DATASET RECORDS>
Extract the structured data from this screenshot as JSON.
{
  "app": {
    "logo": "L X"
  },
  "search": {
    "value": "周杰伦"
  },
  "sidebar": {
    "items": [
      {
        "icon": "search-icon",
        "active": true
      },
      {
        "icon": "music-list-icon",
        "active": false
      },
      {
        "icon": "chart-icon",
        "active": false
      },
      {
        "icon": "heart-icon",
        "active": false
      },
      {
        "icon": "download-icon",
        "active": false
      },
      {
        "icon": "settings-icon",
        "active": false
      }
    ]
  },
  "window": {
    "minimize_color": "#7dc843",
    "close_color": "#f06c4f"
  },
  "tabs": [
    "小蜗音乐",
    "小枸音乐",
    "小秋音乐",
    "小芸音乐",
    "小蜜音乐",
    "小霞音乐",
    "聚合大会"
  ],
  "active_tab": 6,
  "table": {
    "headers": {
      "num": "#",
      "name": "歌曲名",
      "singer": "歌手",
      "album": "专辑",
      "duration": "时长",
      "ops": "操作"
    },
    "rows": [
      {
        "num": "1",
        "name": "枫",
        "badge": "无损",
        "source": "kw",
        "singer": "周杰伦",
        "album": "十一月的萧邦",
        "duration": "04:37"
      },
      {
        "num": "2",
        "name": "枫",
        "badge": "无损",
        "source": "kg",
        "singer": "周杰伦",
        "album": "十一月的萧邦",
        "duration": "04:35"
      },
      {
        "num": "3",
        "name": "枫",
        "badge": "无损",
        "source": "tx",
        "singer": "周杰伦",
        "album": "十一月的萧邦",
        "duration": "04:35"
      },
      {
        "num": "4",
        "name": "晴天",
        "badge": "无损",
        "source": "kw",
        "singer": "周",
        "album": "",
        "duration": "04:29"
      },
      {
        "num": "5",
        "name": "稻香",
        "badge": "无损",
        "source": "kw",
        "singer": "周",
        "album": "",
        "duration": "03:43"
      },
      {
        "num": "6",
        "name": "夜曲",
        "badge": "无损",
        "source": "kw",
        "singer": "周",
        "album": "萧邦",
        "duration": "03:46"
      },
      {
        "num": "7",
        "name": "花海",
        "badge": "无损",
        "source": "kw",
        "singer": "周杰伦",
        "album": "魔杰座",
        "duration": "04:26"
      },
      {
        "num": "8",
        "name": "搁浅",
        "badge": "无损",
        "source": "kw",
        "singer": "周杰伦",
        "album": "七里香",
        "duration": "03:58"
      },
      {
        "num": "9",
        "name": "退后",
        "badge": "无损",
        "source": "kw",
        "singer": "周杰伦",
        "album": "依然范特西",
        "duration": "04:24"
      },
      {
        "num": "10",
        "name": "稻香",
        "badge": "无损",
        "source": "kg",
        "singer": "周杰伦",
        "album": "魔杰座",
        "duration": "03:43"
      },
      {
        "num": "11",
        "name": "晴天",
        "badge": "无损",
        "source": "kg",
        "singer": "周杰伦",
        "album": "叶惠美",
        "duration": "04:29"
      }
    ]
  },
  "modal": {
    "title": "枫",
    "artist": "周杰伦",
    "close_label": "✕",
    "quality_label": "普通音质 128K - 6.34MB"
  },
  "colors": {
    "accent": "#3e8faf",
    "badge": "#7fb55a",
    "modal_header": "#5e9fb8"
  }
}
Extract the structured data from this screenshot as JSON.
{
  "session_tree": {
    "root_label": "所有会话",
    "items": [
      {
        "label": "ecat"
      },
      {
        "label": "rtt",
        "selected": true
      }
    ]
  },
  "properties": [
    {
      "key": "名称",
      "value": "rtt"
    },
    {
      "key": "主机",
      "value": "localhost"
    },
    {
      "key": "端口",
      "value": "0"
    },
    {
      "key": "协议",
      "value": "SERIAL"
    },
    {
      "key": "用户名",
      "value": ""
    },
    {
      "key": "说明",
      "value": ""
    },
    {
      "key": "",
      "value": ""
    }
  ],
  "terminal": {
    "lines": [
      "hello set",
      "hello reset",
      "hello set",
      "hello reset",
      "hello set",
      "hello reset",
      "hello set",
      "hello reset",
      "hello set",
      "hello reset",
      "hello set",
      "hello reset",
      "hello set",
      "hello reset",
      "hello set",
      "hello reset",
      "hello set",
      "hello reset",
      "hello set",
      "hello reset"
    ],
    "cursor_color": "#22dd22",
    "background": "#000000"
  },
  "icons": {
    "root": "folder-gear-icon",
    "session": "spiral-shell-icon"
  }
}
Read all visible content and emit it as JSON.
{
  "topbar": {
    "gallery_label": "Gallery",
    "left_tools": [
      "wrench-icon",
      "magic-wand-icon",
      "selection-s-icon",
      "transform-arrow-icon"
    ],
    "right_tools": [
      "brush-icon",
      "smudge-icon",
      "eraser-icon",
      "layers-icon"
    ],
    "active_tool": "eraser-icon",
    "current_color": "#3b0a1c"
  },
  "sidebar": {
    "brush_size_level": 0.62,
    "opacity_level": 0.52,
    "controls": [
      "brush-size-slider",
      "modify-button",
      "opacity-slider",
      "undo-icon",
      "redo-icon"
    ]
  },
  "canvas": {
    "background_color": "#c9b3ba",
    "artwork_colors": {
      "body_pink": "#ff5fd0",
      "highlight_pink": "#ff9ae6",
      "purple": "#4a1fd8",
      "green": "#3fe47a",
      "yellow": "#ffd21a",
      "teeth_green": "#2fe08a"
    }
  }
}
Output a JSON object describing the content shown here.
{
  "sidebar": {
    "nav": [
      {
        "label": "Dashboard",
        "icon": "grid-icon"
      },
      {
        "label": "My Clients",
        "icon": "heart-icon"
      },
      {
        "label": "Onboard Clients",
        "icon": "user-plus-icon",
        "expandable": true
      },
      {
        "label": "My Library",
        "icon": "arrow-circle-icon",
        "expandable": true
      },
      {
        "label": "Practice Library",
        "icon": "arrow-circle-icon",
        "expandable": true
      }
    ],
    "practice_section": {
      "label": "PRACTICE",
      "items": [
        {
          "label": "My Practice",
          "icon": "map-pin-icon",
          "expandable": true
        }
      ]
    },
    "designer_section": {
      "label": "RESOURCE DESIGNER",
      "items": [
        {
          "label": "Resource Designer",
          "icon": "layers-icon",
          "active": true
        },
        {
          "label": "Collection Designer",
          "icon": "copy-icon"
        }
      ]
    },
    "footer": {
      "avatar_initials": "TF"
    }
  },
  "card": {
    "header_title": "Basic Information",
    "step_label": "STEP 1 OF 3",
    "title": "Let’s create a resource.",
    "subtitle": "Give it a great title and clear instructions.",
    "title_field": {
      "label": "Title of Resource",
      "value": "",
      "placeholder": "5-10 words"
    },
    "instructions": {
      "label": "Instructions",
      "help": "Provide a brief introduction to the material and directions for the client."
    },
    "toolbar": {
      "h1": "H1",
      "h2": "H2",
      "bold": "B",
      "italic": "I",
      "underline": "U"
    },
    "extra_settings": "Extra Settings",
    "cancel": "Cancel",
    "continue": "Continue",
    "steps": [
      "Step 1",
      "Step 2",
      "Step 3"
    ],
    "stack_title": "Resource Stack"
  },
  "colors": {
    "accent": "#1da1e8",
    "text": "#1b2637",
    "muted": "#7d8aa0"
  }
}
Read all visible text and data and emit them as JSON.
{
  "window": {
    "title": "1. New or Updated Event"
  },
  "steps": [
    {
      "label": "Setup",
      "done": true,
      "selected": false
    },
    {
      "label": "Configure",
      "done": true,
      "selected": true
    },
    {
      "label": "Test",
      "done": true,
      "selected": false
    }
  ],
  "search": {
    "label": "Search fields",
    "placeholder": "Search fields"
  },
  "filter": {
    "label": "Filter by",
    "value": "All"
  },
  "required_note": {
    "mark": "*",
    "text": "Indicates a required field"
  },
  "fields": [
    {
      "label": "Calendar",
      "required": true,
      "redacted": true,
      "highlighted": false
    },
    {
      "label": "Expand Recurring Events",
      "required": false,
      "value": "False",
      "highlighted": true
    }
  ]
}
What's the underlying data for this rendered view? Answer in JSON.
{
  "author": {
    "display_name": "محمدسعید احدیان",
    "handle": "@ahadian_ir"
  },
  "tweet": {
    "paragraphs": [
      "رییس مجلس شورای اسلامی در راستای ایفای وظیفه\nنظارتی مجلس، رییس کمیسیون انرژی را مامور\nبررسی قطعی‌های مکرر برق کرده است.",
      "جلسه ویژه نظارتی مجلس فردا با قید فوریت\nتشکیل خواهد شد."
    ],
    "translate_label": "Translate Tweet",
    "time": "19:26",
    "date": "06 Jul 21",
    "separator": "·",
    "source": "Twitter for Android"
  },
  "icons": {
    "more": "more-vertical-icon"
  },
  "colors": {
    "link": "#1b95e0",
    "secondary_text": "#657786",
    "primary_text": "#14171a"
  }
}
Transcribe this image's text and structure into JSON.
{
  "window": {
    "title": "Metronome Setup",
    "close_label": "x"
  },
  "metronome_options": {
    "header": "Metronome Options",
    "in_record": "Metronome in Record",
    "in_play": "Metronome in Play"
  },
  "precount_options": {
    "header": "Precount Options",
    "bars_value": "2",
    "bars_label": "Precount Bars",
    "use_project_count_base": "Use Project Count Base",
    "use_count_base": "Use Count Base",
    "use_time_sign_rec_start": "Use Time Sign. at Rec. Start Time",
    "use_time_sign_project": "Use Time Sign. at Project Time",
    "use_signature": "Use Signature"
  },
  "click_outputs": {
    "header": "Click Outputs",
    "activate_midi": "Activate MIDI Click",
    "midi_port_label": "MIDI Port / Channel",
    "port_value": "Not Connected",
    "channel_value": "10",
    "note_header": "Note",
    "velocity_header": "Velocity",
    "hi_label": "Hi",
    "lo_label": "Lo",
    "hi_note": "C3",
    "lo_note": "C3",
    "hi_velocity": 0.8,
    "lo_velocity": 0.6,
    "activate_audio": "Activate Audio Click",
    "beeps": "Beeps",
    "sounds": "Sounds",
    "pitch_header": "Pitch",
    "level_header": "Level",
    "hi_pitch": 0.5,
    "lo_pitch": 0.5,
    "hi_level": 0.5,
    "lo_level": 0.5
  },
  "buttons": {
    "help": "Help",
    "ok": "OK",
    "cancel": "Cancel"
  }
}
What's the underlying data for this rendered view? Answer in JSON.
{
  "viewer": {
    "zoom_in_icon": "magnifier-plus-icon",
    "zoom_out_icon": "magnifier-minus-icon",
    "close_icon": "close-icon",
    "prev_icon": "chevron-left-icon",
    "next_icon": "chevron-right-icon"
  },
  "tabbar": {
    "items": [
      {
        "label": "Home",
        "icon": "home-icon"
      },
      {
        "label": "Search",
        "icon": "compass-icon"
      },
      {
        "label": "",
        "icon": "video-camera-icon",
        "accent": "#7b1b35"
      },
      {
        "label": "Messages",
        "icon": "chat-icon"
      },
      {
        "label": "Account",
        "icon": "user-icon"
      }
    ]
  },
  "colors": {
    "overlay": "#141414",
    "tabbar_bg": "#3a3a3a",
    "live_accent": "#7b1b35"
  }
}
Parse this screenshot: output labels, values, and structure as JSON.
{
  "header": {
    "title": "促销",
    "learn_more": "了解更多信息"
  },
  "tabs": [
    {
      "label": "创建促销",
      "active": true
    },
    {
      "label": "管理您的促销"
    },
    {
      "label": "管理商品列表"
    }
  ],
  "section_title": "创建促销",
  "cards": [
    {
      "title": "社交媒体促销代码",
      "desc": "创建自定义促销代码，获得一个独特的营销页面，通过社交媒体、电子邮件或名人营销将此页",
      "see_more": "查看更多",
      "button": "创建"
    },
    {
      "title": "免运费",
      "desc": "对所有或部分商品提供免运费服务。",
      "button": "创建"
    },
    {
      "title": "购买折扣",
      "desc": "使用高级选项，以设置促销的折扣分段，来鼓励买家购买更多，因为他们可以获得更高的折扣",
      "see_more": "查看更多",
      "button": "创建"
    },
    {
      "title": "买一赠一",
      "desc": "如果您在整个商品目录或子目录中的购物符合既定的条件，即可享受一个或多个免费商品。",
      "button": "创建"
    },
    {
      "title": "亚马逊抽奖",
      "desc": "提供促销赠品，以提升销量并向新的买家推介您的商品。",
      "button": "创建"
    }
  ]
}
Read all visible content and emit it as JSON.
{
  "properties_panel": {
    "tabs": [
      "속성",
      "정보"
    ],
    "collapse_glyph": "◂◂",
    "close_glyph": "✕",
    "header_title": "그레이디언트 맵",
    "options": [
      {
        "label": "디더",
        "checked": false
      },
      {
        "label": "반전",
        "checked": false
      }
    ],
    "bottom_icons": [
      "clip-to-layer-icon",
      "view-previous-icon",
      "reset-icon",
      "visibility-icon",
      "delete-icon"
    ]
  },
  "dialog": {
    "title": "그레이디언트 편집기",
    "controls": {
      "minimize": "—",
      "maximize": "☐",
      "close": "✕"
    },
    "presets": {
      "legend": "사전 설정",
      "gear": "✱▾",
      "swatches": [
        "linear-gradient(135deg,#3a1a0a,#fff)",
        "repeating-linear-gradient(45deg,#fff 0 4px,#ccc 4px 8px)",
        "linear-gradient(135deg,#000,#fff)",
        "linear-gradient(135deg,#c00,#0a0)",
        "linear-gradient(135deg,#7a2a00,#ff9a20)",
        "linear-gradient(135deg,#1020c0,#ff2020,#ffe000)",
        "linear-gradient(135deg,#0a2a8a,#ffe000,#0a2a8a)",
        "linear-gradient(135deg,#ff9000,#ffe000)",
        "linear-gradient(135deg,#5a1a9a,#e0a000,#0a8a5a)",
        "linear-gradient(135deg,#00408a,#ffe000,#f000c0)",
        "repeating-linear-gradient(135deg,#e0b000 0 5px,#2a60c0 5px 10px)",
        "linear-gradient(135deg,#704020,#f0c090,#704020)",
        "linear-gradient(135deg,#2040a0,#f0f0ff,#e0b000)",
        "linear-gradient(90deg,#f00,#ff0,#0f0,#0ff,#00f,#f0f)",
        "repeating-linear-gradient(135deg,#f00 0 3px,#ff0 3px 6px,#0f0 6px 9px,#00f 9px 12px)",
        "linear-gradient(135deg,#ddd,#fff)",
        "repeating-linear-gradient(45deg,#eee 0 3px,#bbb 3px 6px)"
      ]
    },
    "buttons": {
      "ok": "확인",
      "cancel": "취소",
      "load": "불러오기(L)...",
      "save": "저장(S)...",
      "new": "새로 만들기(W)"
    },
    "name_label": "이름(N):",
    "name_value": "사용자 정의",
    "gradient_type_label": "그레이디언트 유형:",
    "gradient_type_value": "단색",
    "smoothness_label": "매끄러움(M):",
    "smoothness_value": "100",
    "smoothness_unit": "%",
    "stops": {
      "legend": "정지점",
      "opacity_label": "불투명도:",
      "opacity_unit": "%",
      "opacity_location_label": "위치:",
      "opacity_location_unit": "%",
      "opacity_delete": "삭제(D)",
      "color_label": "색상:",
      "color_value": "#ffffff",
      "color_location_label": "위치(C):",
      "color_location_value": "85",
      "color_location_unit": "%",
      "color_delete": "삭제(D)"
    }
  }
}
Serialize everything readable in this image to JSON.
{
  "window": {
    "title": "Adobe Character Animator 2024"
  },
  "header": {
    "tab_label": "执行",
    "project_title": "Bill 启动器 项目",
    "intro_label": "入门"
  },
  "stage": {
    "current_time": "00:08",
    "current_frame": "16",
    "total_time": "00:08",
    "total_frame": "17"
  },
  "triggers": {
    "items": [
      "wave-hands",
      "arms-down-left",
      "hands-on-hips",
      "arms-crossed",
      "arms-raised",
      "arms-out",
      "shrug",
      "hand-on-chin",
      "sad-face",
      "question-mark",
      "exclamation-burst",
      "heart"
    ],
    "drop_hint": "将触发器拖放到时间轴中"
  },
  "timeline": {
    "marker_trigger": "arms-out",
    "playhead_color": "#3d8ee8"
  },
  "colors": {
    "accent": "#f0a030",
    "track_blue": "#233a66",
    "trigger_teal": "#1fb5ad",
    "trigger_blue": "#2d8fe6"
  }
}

SET TASK> Look through the data and show every line containing "Base".

EXERCISE ANSWER>
    "use_project_count_base": "Use Project Count Base",
    "use_count_base": "Use Count Base",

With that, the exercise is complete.